(Input for this task):

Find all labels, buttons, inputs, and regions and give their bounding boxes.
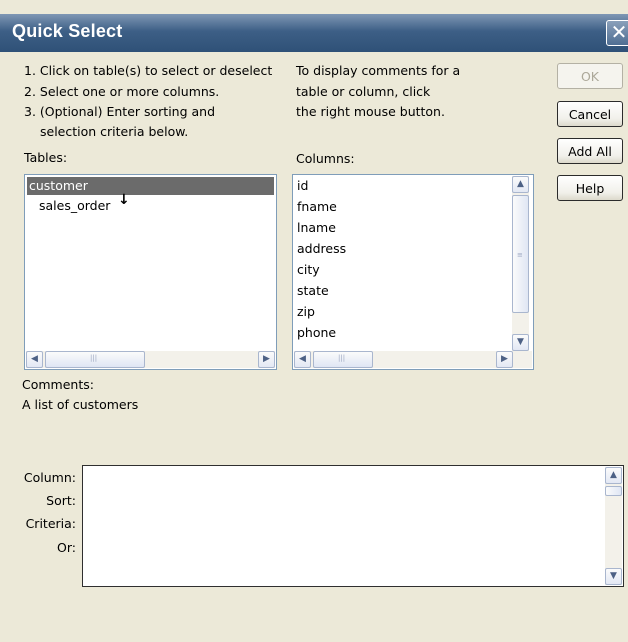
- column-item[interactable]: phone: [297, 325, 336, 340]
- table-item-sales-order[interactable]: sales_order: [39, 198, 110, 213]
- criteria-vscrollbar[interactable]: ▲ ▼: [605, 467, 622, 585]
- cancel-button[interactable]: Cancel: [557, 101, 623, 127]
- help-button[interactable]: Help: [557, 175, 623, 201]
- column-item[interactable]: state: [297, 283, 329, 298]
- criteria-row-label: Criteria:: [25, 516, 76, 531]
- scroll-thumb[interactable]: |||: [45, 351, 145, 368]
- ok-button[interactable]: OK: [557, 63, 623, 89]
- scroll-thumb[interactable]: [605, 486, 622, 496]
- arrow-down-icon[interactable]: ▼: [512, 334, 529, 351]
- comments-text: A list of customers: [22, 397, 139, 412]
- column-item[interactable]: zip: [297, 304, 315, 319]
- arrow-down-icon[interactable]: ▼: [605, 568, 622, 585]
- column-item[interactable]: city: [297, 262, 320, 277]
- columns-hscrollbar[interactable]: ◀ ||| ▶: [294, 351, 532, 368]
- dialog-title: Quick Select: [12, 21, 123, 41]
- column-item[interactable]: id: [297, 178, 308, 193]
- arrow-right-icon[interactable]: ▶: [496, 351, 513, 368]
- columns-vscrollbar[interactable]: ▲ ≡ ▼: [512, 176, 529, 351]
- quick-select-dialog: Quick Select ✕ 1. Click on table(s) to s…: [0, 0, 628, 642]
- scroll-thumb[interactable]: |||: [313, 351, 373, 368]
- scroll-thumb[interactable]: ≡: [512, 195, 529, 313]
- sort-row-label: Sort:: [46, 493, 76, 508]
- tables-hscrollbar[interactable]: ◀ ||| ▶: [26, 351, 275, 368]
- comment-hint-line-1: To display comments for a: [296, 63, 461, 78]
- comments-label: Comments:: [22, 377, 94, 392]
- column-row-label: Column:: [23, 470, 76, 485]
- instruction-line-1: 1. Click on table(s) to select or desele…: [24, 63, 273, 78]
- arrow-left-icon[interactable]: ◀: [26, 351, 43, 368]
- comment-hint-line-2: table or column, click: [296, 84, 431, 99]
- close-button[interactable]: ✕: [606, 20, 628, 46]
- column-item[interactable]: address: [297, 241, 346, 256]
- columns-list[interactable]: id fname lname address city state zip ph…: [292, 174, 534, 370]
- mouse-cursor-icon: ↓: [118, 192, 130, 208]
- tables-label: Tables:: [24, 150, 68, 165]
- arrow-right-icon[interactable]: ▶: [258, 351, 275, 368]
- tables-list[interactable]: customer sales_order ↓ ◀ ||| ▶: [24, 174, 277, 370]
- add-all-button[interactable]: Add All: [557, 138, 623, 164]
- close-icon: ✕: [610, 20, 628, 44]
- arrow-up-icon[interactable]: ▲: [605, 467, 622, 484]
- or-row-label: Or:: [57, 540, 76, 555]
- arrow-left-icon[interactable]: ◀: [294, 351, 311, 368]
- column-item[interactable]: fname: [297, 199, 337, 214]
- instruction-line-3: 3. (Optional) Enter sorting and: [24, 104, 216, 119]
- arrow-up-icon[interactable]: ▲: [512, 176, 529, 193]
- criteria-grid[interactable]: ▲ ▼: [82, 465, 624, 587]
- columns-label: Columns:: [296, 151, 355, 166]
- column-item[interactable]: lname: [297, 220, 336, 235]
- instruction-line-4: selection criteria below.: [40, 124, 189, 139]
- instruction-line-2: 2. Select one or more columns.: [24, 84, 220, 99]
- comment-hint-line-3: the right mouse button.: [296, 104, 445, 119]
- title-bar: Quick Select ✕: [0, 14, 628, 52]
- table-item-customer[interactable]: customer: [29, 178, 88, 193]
* * *
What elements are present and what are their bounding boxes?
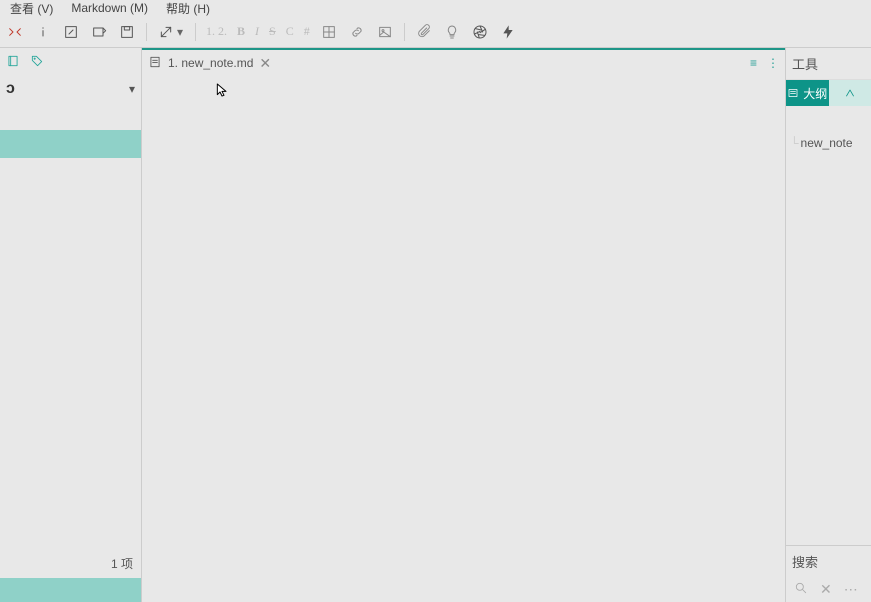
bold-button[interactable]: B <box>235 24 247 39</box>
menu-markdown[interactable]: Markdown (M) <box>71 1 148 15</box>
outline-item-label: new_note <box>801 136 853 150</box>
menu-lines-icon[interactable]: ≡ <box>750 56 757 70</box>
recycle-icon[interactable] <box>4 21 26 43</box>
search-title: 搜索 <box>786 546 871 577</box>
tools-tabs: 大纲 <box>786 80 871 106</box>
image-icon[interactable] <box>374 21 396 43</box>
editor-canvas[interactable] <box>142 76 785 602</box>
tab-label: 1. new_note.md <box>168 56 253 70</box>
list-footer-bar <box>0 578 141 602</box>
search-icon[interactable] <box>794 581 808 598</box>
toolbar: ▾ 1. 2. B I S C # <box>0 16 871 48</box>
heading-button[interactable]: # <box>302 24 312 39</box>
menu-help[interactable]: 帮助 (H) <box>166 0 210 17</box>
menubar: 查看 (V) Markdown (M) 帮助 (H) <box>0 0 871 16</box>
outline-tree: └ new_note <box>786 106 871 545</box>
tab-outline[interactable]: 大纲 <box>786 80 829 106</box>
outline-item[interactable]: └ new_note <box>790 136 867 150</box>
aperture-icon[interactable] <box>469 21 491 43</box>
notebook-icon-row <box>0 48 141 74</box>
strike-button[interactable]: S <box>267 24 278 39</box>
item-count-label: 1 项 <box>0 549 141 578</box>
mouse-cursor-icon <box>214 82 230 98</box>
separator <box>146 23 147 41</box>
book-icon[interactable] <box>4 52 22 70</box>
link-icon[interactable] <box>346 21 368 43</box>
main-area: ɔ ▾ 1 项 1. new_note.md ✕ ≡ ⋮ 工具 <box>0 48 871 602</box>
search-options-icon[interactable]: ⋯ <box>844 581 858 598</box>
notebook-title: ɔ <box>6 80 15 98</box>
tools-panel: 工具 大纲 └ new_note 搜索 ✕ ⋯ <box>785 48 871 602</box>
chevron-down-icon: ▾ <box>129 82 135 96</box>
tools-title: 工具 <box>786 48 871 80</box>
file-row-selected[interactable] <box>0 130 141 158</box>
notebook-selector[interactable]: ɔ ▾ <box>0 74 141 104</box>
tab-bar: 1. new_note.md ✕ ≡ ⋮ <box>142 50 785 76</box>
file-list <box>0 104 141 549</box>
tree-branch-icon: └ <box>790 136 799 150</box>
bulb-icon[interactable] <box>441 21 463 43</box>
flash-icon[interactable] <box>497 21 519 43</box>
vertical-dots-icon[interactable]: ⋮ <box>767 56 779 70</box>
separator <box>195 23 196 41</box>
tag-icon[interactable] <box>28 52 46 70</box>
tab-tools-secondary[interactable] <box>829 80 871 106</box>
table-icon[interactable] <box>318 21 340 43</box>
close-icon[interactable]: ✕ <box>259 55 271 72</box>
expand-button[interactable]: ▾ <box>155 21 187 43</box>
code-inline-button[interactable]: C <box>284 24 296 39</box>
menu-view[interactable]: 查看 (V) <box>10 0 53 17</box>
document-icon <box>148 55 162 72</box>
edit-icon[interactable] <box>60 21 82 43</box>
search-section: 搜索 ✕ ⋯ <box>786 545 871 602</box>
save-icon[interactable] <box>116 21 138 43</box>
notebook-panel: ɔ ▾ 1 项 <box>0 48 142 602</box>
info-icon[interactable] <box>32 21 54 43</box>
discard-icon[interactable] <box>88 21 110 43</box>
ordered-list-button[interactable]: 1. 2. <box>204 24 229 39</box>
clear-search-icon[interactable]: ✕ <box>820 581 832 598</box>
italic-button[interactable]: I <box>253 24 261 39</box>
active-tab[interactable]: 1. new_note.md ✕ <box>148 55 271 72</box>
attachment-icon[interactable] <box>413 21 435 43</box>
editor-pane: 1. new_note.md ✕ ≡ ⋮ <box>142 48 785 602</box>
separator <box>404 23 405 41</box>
...
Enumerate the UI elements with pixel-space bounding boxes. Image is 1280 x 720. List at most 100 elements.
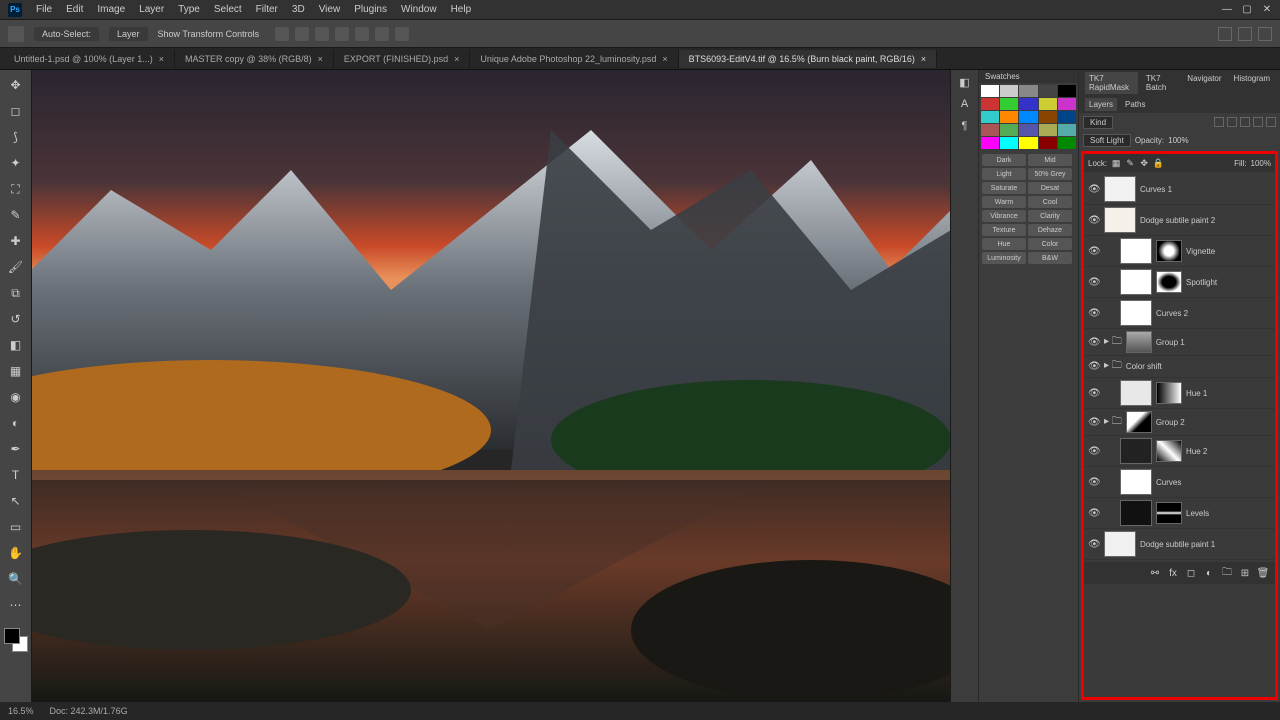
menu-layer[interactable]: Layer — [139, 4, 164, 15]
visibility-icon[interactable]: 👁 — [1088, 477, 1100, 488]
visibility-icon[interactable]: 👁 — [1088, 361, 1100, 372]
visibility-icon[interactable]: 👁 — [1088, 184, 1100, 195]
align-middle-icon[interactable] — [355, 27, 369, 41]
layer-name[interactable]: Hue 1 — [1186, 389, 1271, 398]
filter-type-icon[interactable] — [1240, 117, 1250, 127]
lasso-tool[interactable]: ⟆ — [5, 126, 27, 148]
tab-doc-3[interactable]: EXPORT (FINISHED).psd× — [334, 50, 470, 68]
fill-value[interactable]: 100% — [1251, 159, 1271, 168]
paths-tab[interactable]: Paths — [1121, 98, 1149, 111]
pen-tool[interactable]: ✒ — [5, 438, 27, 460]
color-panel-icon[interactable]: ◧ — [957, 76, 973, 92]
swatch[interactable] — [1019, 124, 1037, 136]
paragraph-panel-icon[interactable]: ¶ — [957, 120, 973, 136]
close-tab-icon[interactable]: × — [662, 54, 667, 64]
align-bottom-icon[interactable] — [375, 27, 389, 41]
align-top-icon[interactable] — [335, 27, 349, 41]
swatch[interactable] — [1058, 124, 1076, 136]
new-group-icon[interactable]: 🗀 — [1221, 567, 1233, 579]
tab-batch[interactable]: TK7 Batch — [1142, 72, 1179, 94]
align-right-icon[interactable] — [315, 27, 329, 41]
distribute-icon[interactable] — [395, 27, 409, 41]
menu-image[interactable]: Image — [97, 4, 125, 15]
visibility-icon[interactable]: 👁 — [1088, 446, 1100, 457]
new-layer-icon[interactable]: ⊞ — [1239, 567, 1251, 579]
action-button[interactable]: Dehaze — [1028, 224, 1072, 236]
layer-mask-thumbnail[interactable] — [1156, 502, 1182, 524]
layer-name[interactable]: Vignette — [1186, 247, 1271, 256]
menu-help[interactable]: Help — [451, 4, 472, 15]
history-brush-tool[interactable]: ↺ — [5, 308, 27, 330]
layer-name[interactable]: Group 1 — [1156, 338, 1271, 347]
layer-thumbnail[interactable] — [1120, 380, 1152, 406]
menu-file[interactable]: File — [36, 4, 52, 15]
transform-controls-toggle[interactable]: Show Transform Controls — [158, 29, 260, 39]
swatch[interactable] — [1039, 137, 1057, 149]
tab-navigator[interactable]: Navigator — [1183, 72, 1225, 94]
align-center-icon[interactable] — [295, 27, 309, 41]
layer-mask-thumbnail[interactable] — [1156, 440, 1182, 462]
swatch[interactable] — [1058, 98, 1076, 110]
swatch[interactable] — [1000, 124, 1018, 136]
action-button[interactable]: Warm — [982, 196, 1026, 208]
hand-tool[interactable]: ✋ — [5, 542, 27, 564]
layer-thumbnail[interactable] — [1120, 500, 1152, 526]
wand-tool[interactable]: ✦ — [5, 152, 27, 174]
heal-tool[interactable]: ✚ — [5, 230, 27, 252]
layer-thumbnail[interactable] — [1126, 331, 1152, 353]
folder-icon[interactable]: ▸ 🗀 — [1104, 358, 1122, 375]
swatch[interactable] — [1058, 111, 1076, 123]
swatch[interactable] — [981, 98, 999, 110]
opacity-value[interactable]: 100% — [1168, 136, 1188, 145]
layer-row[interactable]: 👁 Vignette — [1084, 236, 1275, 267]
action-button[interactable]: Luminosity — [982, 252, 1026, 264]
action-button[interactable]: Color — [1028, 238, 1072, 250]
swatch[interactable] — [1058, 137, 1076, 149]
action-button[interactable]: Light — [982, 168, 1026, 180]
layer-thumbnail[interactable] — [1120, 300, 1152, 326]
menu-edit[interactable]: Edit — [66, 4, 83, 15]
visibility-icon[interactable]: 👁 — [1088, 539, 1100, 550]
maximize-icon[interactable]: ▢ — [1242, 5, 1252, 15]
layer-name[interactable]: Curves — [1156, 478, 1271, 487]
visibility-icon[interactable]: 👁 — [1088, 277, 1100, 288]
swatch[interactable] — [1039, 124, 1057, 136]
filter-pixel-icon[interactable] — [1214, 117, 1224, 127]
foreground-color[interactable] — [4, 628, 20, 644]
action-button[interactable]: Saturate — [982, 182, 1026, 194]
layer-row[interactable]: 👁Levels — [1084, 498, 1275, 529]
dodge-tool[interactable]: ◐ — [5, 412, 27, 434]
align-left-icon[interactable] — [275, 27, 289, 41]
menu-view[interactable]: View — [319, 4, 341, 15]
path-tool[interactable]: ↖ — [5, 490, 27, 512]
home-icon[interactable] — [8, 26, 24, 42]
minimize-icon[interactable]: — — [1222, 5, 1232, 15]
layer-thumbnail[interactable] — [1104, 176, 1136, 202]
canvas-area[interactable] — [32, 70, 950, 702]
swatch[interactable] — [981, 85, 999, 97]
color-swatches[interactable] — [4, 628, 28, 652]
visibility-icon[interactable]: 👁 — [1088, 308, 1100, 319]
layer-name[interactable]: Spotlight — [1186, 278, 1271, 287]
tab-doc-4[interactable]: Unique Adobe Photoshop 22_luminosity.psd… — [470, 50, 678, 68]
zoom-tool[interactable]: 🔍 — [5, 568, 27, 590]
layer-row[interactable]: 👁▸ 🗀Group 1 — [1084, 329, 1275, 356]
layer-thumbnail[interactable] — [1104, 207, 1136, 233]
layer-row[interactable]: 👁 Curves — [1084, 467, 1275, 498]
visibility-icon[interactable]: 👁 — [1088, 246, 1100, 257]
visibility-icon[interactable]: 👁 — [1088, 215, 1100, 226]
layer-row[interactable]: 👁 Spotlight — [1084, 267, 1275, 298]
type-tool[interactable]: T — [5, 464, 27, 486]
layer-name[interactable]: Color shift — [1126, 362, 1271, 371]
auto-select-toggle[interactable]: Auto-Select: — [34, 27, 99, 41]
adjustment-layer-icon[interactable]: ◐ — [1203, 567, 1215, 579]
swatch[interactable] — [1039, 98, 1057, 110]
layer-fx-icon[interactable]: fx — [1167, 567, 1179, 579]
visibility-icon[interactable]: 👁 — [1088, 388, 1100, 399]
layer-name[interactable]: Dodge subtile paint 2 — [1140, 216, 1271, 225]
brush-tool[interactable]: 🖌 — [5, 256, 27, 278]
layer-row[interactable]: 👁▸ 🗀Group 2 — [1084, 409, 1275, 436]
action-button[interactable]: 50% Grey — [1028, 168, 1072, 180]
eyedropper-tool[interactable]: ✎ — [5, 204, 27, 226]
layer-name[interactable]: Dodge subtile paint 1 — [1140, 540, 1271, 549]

(Challenge): Reproduce the listing lines verbatim, starting with the line that contains "bold-button[interactable]: B <box>235" and going on through the line that contains "strike-button[interactable]: S <box>267", with both of those lines included.

(Solution to this problem):
bold-button[interactable]: B <box>235 24 247 39</box>
menu-markdown[interactable]: Markdown (M) <box>71 1 148 15</box>
outline-item-label: new_note <box>801 136 853 150</box>
menu-lines-icon[interactable]: ≡ <box>750 56 757 70</box>
recycle-icon[interactable] <box>4 21 26 43</box>
search-title: 搜索 <box>786 546 871 577</box>
tools-tabs: 大纲 <box>786 80 871 106</box>
image-icon[interactable] <box>374 21 396 43</box>
editor-canvas[interactable] <box>142 76 785 602</box>
tab-label: 1. new_note.md <box>168 56 253 70</box>
list-footer-bar <box>0 578 141 602</box>
search-icon[interactable] <box>794 581 808 598</box>
toolbar: ▾ 1. 2. B I S C # <box>0 16 871 48</box>
heading-button[interactable]: # <box>302 24 312 39</box>
menu-help[interactable]: 帮助 (H) <box>166 0 210 17</box>
menubar: 查看 (V) Markdown (M) 帮助 (H) <box>0 0 871 16</box>
outline-tree: └ new_note <box>786 106 871 545</box>
tab-outline[interactable]: 大纲 <box>786 80 829 106</box>
outline-item[interactable]: └ new_note <box>790 136 867 150</box>
aperture-icon[interactable] <box>469 21 491 43</box>
notebook-icon-row <box>0 48 141 74</box>
strike-button[interactable]: S <box>267 24 278 39</box>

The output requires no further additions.